→ Task goal
Write out the entries below once more, exactly.

start Raw data

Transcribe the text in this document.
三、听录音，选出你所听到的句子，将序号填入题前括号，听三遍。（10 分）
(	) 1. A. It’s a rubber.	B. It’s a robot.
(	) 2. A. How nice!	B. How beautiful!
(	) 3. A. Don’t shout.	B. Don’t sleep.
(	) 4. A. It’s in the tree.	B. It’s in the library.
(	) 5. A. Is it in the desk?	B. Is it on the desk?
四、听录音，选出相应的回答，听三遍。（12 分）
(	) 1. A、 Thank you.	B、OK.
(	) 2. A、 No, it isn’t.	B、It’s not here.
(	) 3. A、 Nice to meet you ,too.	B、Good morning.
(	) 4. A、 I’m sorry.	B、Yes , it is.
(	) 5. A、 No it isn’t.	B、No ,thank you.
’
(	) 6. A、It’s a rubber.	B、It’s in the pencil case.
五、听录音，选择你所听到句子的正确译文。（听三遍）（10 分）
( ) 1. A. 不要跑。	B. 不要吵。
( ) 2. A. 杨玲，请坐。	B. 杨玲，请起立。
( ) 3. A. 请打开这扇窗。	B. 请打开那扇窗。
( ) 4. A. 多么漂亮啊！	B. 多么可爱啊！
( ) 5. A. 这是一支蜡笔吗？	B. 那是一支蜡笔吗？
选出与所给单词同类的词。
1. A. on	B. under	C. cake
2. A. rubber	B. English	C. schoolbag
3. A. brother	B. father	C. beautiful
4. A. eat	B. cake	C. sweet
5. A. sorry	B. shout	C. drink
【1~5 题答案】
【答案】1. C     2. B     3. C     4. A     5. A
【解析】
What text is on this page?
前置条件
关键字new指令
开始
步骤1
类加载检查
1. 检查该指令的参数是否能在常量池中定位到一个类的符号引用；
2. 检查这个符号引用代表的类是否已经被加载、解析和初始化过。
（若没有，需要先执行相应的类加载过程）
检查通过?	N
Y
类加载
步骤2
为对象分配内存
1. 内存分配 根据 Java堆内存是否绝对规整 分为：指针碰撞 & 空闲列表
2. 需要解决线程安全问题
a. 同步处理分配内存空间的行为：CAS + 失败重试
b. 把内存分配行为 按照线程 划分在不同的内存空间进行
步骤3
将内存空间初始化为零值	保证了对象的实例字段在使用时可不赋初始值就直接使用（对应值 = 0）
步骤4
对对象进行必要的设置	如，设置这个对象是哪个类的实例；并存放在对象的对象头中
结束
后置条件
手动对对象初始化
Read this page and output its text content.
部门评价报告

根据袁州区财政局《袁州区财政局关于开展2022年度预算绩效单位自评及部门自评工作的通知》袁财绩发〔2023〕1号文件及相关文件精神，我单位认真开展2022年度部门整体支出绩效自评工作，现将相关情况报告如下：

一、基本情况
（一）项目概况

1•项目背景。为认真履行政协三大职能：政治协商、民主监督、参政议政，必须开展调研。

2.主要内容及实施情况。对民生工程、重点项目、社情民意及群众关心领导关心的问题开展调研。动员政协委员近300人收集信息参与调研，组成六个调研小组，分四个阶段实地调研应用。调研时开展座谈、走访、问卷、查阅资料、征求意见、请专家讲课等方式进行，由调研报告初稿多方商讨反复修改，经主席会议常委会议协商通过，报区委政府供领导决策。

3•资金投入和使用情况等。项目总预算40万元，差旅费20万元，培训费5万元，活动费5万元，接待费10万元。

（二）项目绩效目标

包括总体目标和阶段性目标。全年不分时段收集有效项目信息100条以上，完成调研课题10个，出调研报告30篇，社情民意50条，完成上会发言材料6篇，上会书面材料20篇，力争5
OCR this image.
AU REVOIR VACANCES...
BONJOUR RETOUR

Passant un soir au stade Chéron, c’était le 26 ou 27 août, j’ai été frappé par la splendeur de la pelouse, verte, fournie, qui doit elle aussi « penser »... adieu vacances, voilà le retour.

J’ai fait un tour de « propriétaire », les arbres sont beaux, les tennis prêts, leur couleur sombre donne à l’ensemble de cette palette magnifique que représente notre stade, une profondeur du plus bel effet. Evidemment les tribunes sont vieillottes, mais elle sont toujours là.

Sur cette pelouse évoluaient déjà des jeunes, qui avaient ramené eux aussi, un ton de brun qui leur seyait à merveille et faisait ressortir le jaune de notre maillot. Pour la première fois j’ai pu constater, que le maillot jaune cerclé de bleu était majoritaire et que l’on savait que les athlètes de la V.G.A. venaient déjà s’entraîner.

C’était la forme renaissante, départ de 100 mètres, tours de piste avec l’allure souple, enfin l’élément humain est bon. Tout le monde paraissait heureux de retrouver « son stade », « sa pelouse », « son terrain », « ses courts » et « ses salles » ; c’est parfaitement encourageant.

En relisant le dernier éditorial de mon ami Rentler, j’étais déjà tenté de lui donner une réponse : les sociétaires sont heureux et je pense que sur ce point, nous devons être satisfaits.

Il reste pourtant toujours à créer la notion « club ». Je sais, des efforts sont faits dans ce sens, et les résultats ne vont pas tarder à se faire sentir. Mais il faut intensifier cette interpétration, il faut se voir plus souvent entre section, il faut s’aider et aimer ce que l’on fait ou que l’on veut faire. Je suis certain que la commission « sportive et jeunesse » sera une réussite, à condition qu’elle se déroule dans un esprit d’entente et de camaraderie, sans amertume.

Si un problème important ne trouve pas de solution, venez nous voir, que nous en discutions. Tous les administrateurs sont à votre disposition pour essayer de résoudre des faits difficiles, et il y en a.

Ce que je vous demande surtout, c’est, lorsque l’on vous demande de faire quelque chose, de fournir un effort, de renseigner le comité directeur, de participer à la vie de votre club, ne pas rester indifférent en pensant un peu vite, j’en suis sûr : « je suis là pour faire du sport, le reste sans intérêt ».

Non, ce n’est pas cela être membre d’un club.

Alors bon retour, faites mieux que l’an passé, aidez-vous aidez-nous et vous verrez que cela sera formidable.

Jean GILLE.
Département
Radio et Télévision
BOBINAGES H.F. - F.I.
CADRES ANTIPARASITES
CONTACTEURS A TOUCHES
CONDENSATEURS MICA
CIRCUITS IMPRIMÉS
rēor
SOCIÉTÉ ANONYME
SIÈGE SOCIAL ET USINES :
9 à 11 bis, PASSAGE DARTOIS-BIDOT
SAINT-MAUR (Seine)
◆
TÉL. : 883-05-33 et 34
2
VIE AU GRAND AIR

end Raw data

→ Exercise result
Transcribe the text in this document.
三、听录音，选出你所听到的句子，将序号填入题前括号，听三遍。（10 分）
(	) 1. A. It’s a rubber.	B. It’s a robot.
(	) 2. A. How nice!	B. How beautiful!
(	) 3. A. Don’t shout.	B. Don’t sleep.
(	) 4. A. It’s in the tree.	B. It’s in the library.
(	) 5. A. Is it in the desk?	B. Is it on the desk?
四、听录音，选出相应的回答，听三遍。（12 分）
(	) 1. A、 Thank you.	B、OK.
(	) 2. A、 No, it isn’t.	B、It’s not here.
(	) 3. A、 Nice to meet you ,too.	B、Good morning.
(	) 4. A、 I’m sorry.	B、Yes , it is.
(	) 5. A、 No it isn’t.	B、No ,thank you.
’
(	) 6. A、It’s a rubber.	B、It’s in the pencil case.
五、听录音，选择你所听到句子的正确译文。（听三遍）（10 分）
( ) 1. A. 不要跑。	B. 不要吵。
( ) 2. A. 杨玲，请坐。	B. 杨玲，请起立。
( ) 3. A. 请打开这扇窗。	B. 请打开那扇窗。
( ) 4. A. 多么漂亮啊！	B. 多么可爱啊！
( ) 5. A. 这是一支蜡笔吗？	B. 那是一支蜡笔吗？
选出与所给单词同类的词。
1. A. on	B. under	C. cake
2. A. rubber	B. English	C. schoolbag
3. A. brother	B. father	C. beautiful
4. A. eat	B. cake	C. sweet
5. A. sorry	B. shout	C. drink
【1~5 题答案】
【答案】1. C     2. B     3. C     4. A     5. A
【解析】
What text is on this page?
前置条件
关键字new指令
开始
步骤1
类加载检查
1. 检查该指令的参数是否能在常量池中定位到一个类的符号引用；
2. 检查这个符号引用代表的类是否已经被加载、解析和初始化过。
（若没有，需要先执行相应的类加载过程）
检查通过?	N
Y
类加载
步骤2
为对象分配内存
1. 内存分配 根据 Java堆内存是否绝对规整 分为：指针碰撞 & 空闲列表
2. 需要解决线程安全问题
a. 同步处理分配内存空间的行为：CAS + 失败重试
b. 把内存分配行为 按照线程 划分在不同的内存空间进行
步骤3
将内存空间初始化为零值	保证了对象的实例字段在使用时可不赋初始值就直接使用（对应值 = 0）
步骤4
对对象进行必要的设置	如，设置这个对象是哪个类的实例；并存放在对象的对象头中
结束
后置条件
手动对对象初始化
Read this page and output its text content.
部门评价报告

根据袁州区财政局《袁州区财政局关于开展2022年度预算绩效单位自评及部门自评工作的通知》袁财绩发〔2023〕1号文件及相关文件精神，我单位认真开展2022年度部门整体支出绩效自评工作，现将相关情况报告如下：

一、基本情况
（一）项目概况

1•项目背景。为认真履行政协三大职能：政治协商、民主监督、参政议政，必须开展调研。

2.主要内容及实施情况。对民生工程、重点项目、社情民意及群众关心领导关心的问题开展调研。动员政协委员近300人收集信息参与调研，组成六个调研小组，分四个阶段实地调研应用。调研时开展座谈、走访、问卷、查阅资料、征求意见、请专家讲课等方式进行，由调研报告初稿多方商讨反复修改，经主席会议常委会议协商通过，报区委政府供领导决策。

3•资金投入和使用情况等。项目总预算40万元，差旅费20万元，培训费5万元，活动费5万元，接待费10万元。

（二）项目绩效目标

包括总体目标和阶段性目标。全年不分时段收集有效项目信息100条以上，完成调研课题10个，出调研报告30篇，社情民意50条，完成上会发言材料6篇，上会书面材料20篇，力争5
OCR this image.
AU REVOIR VACANCES...
BONJOUR RETOUR

Passant un soir au stade Chéron, c’était le 26 ou 27 août, j’ai été frappé par la splendeur de la pelouse, verte, fournie, qui doit elle aussi « penser »... adieu vacances, voilà le retour.

J’ai fait un tour de « propriétaire », les arbres sont beaux, les tennis prêts, leur couleur sombre donne à l’ensemble de cette palette magnifique que représente notre stade, une profondeur du plus bel effet. Evidemment les tribunes sont vieillottes, mais elle sont toujours là.

Sur cette pelouse évoluaient déjà des jeunes, qui avaient ramené eux aussi, un ton de brun qui leur seyait à merveille et faisait ressortir le jaune de notre maillot. Pour la première fois j’ai pu constater, que le maillot jaune cerclé de bleu était majoritaire et que l’on savait que les athlètes de la V.G.A. venaient déjà s’entraîner.

C’était la forme renaissante, départ de 100 mètres, tours de piste avec l’allure souple, enfin l’élément humain est bon. Tout le monde paraissait heureux de retrouver « son stade », « sa pelouse », « son terrain », « ses courts » et « ses salles » ; c’est parfaitement encourageant.

En relisant le dernier éditorial de mon ami Rentler, j’étais déjà tenté de lui donner une réponse : les sociétaires sont heureux et je pense que sur ce point, nous devons être satisfaits.

Il reste pourtant toujours à créer la notion « club ». Je sais, des efforts sont faits dans ce sens, et les résultats ne vont pas tarder à se faire sentir. Mais il faut intensifier cette interpétration, il faut se voir plus souvent entre section, il faut s’aider et aimer ce que l’on fait ou que l’on veut faire. Je suis certain que la commission « sportive et jeunesse » sera une réussite, à condition qu’elle se déroule dans un esprit d’entente et de camaraderie, sans amertume.

Si un problème important ne trouve pas de solution, venez nous voir, que nous en discutions. Tous les administrateurs sont à votre disposition pour essayer de résoudre des faits difficiles, et il y en a.

Ce que je vous demande surtout, c’est, lorsque l’on vous demande de faire quelque chose, de fournir un effort, de renseigner le comité directeur, de participer à la vie de votre club, ne pas rester indifférent en pensant un peu vite, j’en suis sûr : « je suis là pour faire du sport, le reste sans intérêt ».

Non, ce n’est pas cela être membre d’un club.

Alors bon retour, faites mieux que l’an passé, aidez-vous aidez-nous et vous verrez que cela sera formidable.

Jean GILLE.
Département
Radio et Télévision
BOBINAGES H.F. - F.I.
CADRES ANTIPARASITES
CONTACTEURS A TOUCHES
CONDENSATEURS MICA
CIRCUITS IMPRIMÉS
rēor
SOCIÉTÉ ANONYME
SIÈGE SOCIAL ET USINES :
9 à 11 bis, PASSAGE DARTOIS-BIDOT
SAINT-MAUR (Seine)
◆
TÉL. : 883-05-33 et 34
2
VIE AU GRAND AIR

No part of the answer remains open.